- **Stated exercise**: Extract the lines that hold the string "title".

Collected data entries
--*--

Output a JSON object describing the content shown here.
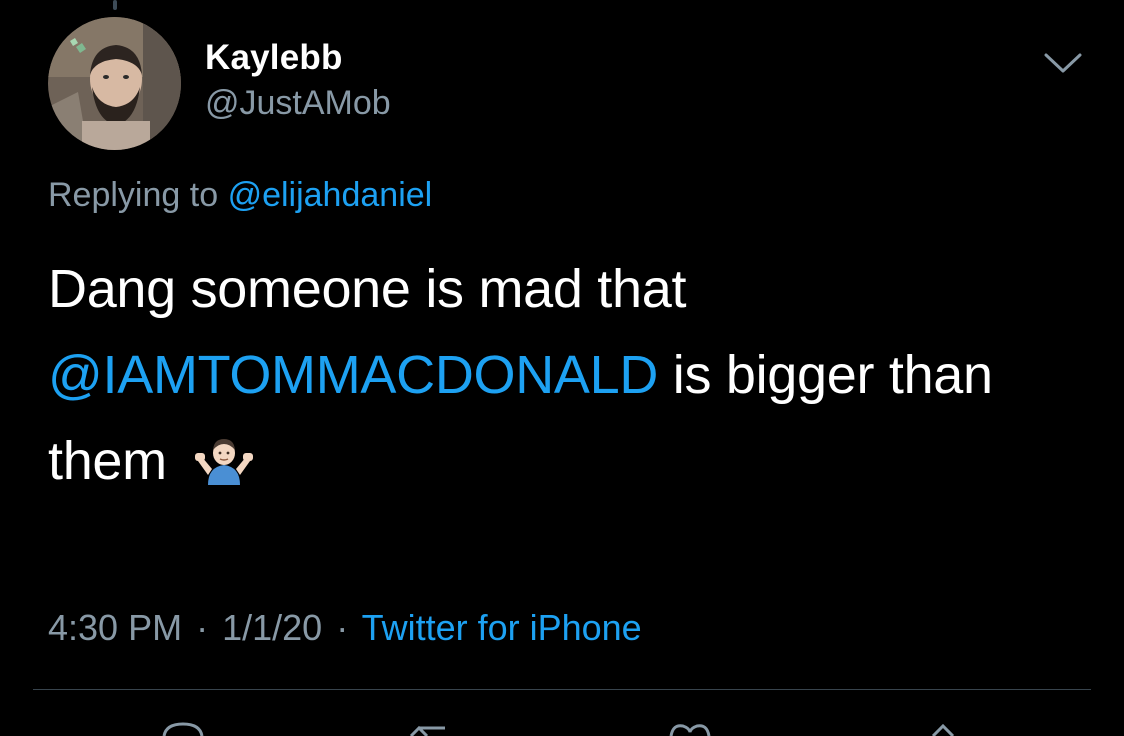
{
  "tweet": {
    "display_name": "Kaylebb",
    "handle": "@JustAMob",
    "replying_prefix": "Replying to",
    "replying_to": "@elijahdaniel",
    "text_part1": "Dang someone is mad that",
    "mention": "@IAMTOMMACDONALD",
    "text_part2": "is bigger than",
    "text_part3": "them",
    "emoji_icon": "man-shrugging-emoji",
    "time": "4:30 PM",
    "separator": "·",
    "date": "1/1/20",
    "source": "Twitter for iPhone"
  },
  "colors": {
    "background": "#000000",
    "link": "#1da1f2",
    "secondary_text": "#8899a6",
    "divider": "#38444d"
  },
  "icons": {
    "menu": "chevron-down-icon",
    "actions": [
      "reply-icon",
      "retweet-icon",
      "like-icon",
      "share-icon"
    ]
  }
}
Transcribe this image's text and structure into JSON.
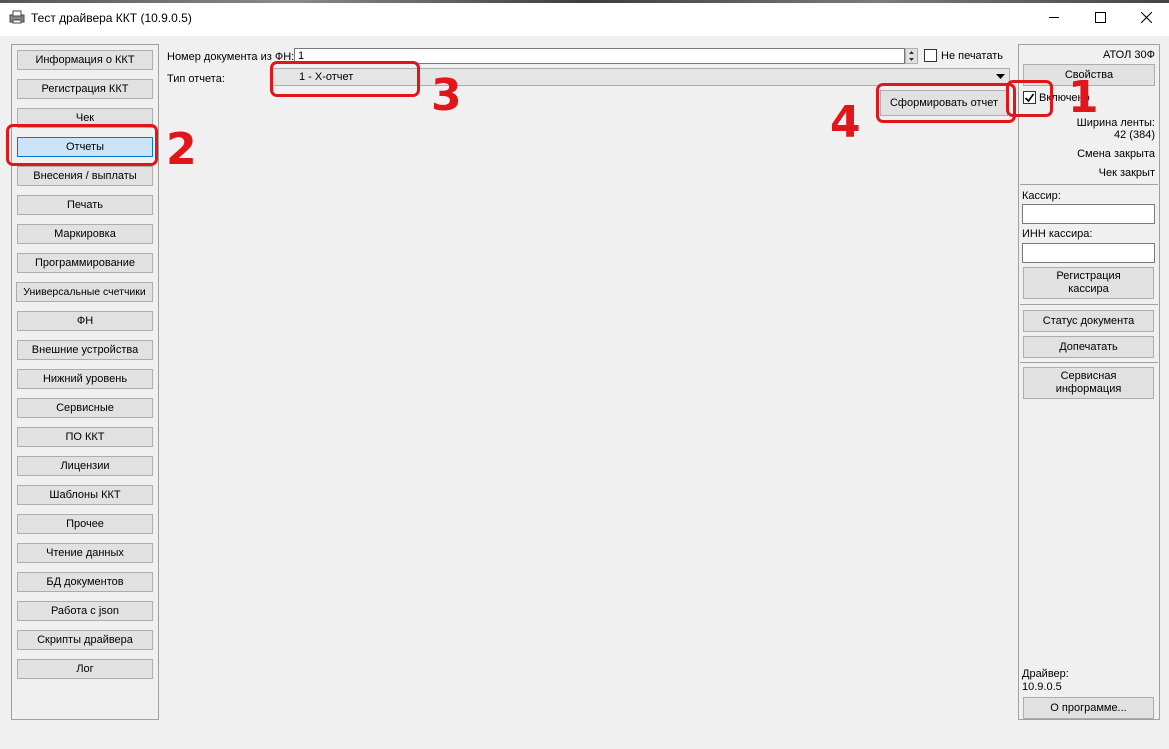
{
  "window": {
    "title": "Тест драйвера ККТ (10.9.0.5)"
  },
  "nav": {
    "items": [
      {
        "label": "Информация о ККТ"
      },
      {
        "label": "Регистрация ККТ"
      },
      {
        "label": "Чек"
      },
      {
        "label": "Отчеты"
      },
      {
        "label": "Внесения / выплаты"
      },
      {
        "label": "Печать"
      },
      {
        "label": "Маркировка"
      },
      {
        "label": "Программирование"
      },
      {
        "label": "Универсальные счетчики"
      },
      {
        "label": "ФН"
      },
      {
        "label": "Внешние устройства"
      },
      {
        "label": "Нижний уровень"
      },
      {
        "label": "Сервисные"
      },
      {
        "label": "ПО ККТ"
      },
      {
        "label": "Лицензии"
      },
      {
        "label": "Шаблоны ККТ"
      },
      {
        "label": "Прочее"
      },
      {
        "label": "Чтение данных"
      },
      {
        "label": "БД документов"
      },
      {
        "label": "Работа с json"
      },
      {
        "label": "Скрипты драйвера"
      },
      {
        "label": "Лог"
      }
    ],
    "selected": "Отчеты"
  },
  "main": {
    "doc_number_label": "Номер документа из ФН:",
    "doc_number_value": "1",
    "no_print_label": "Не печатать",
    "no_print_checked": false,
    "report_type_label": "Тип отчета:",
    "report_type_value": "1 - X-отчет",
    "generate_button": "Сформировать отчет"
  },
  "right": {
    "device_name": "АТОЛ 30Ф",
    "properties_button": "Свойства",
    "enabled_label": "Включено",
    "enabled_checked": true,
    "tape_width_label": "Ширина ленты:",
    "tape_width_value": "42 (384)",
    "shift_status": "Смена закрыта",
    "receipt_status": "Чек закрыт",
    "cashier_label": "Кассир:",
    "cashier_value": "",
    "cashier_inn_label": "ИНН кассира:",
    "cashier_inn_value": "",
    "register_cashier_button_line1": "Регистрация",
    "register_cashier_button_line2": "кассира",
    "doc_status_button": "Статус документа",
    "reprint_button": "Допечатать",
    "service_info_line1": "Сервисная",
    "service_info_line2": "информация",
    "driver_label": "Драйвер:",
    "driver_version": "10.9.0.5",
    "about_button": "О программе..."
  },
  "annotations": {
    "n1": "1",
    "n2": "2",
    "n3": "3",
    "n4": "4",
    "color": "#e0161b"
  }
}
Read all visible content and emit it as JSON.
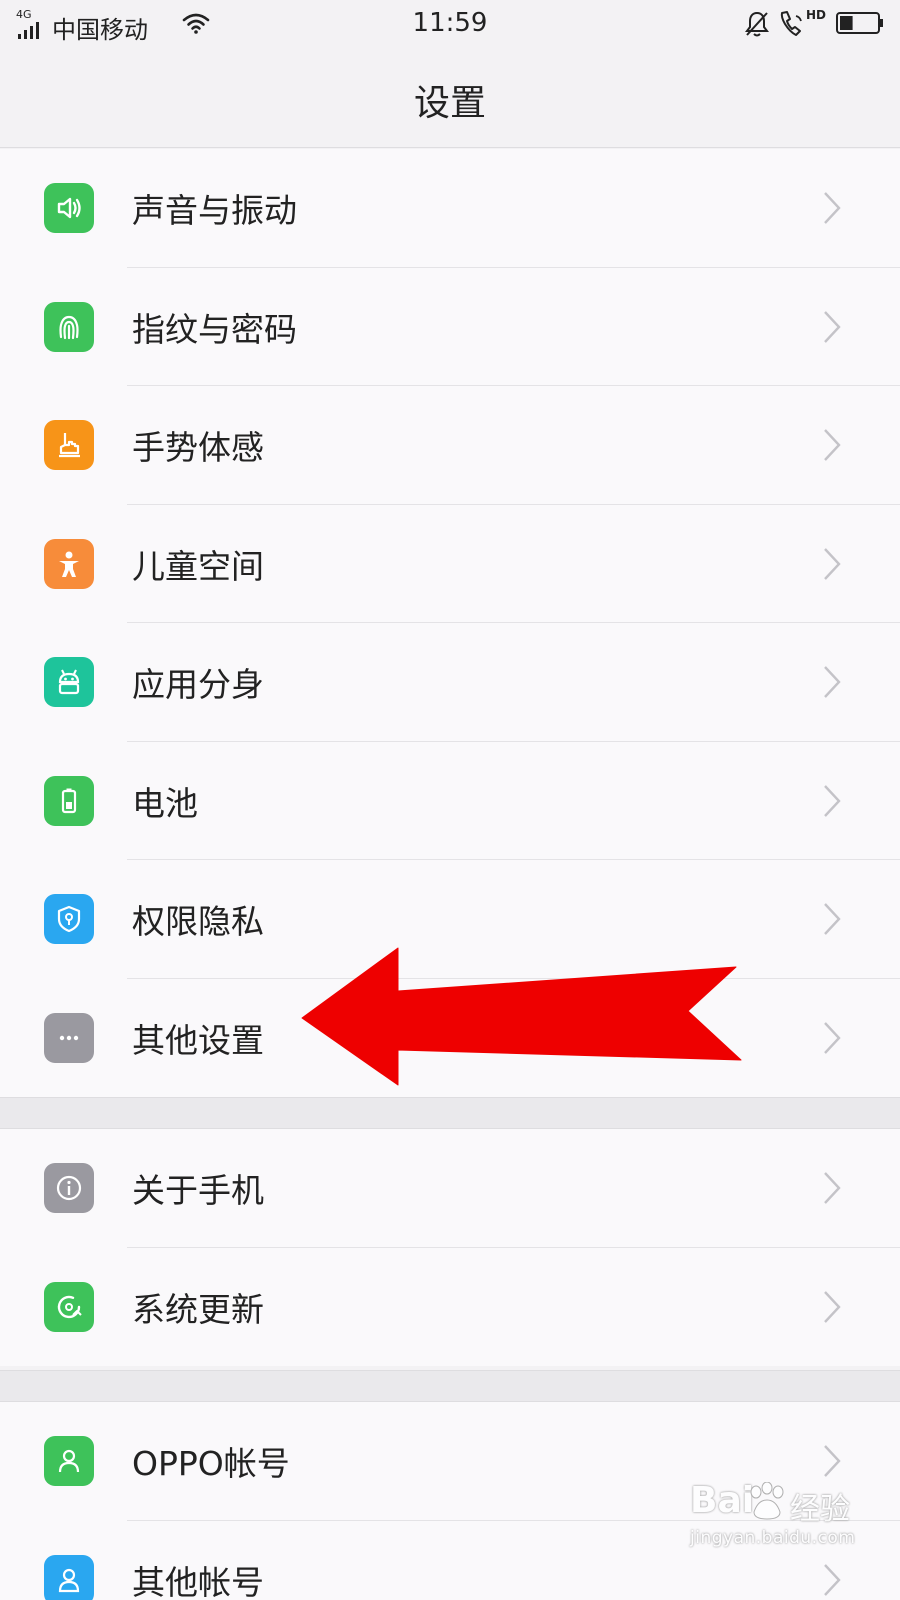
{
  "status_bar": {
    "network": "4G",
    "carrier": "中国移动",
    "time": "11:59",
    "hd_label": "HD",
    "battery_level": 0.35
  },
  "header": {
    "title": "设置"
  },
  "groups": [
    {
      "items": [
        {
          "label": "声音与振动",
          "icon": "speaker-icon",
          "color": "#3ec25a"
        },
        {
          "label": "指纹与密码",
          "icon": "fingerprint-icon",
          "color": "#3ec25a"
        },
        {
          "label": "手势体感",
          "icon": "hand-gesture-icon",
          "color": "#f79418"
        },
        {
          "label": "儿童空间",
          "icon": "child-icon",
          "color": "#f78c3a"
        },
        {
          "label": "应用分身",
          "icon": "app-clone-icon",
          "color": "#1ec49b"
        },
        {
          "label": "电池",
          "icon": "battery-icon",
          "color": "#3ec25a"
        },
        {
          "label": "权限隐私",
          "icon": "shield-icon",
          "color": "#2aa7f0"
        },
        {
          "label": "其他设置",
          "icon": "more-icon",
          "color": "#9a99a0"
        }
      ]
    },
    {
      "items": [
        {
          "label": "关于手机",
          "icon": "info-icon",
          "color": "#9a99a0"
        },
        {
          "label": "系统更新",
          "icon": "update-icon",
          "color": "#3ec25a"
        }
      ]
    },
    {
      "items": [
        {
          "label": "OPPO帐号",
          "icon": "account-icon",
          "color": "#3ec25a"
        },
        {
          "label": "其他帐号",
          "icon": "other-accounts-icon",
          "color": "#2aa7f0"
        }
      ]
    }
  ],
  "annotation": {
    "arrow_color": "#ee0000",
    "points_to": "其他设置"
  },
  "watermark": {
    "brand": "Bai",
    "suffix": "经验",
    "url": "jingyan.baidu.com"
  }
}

--*--

- **Task output**:
    "title": "Тест драйвера ККТ (10.9.0.5)"
    "title": "设置"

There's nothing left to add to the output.